Annotations des éléments de la page:
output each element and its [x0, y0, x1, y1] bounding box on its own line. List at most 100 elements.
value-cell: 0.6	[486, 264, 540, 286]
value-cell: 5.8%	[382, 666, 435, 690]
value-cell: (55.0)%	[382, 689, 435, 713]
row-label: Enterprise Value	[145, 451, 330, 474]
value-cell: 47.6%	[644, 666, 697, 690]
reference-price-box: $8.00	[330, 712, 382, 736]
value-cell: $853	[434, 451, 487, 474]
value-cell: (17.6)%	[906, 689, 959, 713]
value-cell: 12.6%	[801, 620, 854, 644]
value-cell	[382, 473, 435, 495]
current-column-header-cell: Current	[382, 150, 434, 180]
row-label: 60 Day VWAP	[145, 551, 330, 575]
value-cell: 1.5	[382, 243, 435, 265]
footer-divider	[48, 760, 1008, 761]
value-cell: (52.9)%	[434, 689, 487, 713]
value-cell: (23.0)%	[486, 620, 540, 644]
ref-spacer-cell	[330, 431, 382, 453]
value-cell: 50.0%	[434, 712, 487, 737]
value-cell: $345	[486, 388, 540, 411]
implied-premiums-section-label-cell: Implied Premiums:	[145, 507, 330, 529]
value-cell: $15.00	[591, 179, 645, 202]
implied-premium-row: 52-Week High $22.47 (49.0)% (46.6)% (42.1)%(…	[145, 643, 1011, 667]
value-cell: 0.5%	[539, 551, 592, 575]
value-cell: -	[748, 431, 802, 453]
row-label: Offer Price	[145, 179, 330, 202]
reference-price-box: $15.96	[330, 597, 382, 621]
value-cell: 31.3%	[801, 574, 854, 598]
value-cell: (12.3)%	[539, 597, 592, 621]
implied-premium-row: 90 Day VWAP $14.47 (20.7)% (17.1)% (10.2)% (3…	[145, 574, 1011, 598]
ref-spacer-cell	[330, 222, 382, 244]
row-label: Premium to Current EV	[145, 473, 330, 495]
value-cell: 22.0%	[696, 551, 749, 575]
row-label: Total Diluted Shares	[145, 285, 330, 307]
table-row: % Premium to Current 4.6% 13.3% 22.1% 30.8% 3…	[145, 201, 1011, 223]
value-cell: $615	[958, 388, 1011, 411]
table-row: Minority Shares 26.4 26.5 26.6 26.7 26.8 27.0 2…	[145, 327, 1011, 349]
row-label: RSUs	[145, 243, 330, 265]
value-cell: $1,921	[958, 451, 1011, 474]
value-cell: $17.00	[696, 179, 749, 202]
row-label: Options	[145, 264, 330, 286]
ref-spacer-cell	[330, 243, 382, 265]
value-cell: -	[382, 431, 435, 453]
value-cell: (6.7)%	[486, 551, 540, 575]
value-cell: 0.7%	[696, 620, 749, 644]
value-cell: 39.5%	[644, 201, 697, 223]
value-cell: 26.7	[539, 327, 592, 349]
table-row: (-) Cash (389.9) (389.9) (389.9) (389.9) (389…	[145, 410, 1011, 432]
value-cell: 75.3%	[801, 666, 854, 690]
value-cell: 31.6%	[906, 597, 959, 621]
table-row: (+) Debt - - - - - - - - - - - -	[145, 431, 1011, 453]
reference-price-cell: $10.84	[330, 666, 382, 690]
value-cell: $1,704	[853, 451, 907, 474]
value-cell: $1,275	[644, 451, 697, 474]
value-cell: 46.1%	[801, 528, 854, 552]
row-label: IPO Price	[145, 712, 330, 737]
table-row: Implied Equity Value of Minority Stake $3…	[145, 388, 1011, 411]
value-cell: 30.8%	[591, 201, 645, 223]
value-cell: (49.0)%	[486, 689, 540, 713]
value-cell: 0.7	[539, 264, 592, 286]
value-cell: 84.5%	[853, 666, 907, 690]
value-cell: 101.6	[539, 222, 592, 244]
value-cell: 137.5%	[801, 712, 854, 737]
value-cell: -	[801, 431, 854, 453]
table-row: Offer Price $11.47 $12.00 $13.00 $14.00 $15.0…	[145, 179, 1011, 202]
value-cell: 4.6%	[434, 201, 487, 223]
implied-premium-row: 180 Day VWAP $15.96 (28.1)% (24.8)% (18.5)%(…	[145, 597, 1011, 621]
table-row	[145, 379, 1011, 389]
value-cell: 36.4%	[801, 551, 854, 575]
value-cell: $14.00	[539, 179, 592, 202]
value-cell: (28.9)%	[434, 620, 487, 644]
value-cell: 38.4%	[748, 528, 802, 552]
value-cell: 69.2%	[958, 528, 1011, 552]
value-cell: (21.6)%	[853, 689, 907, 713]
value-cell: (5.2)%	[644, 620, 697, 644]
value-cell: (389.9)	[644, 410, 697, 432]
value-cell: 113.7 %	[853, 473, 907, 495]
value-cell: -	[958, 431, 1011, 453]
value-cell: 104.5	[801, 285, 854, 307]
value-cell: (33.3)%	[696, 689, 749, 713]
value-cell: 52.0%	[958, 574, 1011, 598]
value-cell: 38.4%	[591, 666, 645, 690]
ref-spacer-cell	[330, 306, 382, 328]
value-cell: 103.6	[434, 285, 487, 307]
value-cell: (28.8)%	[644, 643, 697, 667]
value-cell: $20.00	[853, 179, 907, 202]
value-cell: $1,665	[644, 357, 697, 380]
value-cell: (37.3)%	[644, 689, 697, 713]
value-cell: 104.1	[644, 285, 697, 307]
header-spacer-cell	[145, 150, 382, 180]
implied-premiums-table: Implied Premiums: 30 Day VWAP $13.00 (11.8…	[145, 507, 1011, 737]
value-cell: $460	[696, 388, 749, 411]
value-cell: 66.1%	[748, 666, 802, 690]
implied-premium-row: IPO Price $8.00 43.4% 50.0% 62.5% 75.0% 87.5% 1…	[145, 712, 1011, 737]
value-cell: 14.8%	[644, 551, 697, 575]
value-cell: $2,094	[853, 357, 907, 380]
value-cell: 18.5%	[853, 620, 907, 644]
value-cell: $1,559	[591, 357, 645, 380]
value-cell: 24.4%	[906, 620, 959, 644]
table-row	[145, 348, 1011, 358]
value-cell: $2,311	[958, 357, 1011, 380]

* **Consigne**
Mettez à jour toutes les lignes ci-dessus en substituant « row-title » à chaque occurrence de « row-label », le reste demeurant inchangé.

* **Corrigé**
output each element and its [x0, y0, x1, y1] bounding box on its own line. List at most 100 elements.
value-cell: 0.6	[486, 264, 540, 286]
value-cell: 5.8%	[382, 666, 435, 690]
value-cell: (55.0)%	[382, 689, 435, 713]
row-title: Enterprise Value	[145, 451, 330, 474]
value-cell: 47.6%	[644, 666, 697, 690]
reference-price-box: $8.00	[330, 712, 382, 736]
value-cell: $853	[434, 451, 487, 474]
value-cell: (17.6)%	[906, 689, 959, 713]
value-cell: 12.6%	[801, 620, 854, 644]
value-cell	[382, 473, 435, 495]
current-column-header-cell: Current	[382, 150, 434, 180]
row-title: 60 Day VWAP	[145, 551, 330, 575]
value-cell: 1.5	[382, 243, 435, 265]
footer-divider	[48, 760, 1008, 761]
value-cell: (52.9)%	[434, 689, 487, 713]
value-cell: (23.0)%	[486, 620, 540, 644]
ref-spacer-cell	[330, 431, 382, 453]
value-cell: 50.0%	[434, 712, 487, 737]
value-cell: $345	[486, 388, 540, 411]
implied-premiums-section-label-cell: Implied Premiums:	[145, 507, 330, 529]
value-cell: $15.00	[591, 179, 645, 202]
implied-premium-row: 52-Week High $22.47 (49.0)% (46.6)% (42.1)%(…	[145, 643, 1011, 667]
value-cell: 0.5%	[539, 551, 592, 575]
value-cell: -	[748, 431, 802, 453]
row-title: Offer Price	[145, 179, 330, 202]
reference-price-box: $15.96	[330, 597, 382, 621]
value-cell: 31.3%	[801, 574, 854, 598]
value-cell: (12.3)%	[539, 597, 592, 621]
implied-premium-row: 90 Day VWAP $14.47 (20.7)% (17.1)% (10.2)% (3…	[145, 574, 1011, 598]
ref-spacer-cell	[330, 222, 382, 244]
row-title: Premium to Current EV	[145, 473, 330, 495]
value-cell: 22.0%	[696, 551, 749, 575]
row-title: Total Diluted Shares	[145, 285, 330, 307]
table-row: % Premium to Current 4.6% 13.3% 22.1% 30.8% 3…	[145, 201, 1011, 223]
value-cell: $615	[958, 388, 1011, 411]
table-row: Minority Shares 26.4 26.5 26.6 26.7 26.8 27.0 2…	[145, 327, 1011, 349]
row-title: RSUs	[145, 243, 330, 265]
value-cell: $1,921	[958, 451, 1011, 474]
value-cell: $17.00	[696, 179, 749, 202]
row-title: Options	[145, 264, 330, 286]
ref-spacer-cell	[330, 243, 382, 265]
value-cell: -	[382, 431, 435, 453]
value-cell: (6.7)%	[486, 551, 540, 575]
value-cell: 0.7%	[696, 620, 749, 644]
value-cell: 39.5%	[644, 201, 697, 223]
value-cell: 26.7	[539, 327, 592, 349]
table-row: (-) Cash (389.9) (389.9) (389.9) (389.9) (389…	[145, 410, 1011, 432]
value-cell: 75.3%	[801, 666, 854, 690]
value-cell: 31.6%	[906, 597, 959, 621]
table-row: (+) Debt - - - - - - - - - - - -	[145, 431, 1011, 453]
reference-price-cell: $10.84	[330, 666, 382, 690]
value-cell: $1,704	[853, 451, 907, 474]
value-cell: $1,275	[644, 451, 697, 474]
value-cell: 46.1%	[801, 528, 854, 552]
row-title: IPO Price	[145, 712, 330, 737]
table-row: Implied Equity Value of Minority Stake $3…	[145, 388, 1011, 411]
value-cell: 30.8%	[591, 201, 645, 223]
value-cell: (49.0)%	[486, 689, 540, 713]
value-cell: 0.7	[539, 264, 592, 286]
value-cell: 84.5%	[853, 666, 907, 690]
value-cell: 101.6	[539, 222, 592, 244]
value-cell: 137.5%	[801, 712, 854, 737]
value-cell: -	[801, 431, 854, 453]
table-row: Offer Price $11.47 $12.00 $13.00 $14.00 $15.0…	[145, 179, 1011, 202]
value-cell: 4.6%	[434, 201, 487, 223]
implied-premium-row: 180 Day VWAP $15.96 (28.1)% (24.8)% (18.5)%(…	[145, 597, 1011, 621]
table-row	[145, 379, 1011, 389]
value-cell: 36.4%	[801, 551, 854, 575]
value-cell: $14.00	[539, 179, 592, 202]
value-cell: (28.9)%	[434, 620, 487, 644]
value-cell: 38.4%	[748, 528, 802, 552]
value-cell: 69.2%	[958, 528, 1011, 552]
value-cell: (21.6)%	[853, 689, 907, 713]
value-cell: (5.2)%	[644, 620, 697, 644]
value-cell: (389.9)	[644, 410, 697, 432]
value-cell: 113.7 %	[853, 473, 907, 495]
value-cell: -	[958, 431, 1011, 453]
value-cell: 104.5	[801, 285, 854, 307]
value-cell: (33.3)%	[696, 689, 749, 713]
value-cell: 52.0%	[958, 574, 1011, 598]
value-cell: 38.4%	[591, 666, 645, 690]
ref-spacer-cell	[330, 306, 382, 328]
value-cell: 103.6	[434, 285, 487, 307]
value-cell: (28.8)%	[644, 643, 697, 667]
value-cell: $20.00	[853, 179, 907, 202]
value-cell: $1,665	[644, 357, 697, 380]
value-cell: (37.3)%	[644, 689, 697, 713]
value-cell: 104.1	[644, 285, 697, 307]
header-spacer-cell	[145, 150, 382, 180]
implied-premiums-table: Implied Premiums: 30 Day VWAP $13.00 (11.8…	[145, 507, 1011, 737]
value-cell: $460	[696, 388, 749, 411]
value-cell: 66.1%	[748, 666, 802, 690]
implied-premium-row: IPO Price $8.00 43.4% 50.0% 62.5% 75.0% 87.5% 1…	[145, 712, 1011, 737]
value-cell: 14.8%	[644, 551, 697, 575]
value-cell: $2,094	[853, 357, 907, 380]
value-cell: 18.5%	[853, 620, 907, 644]
value-cell: $1,559	[591, 357, 645, 380]
value-cell: 24.4%	[906, 620, 959, 644]
table-row	[145, 348, 1011, 358]
value-cell: $2,311	[958, 357, 1011, 380]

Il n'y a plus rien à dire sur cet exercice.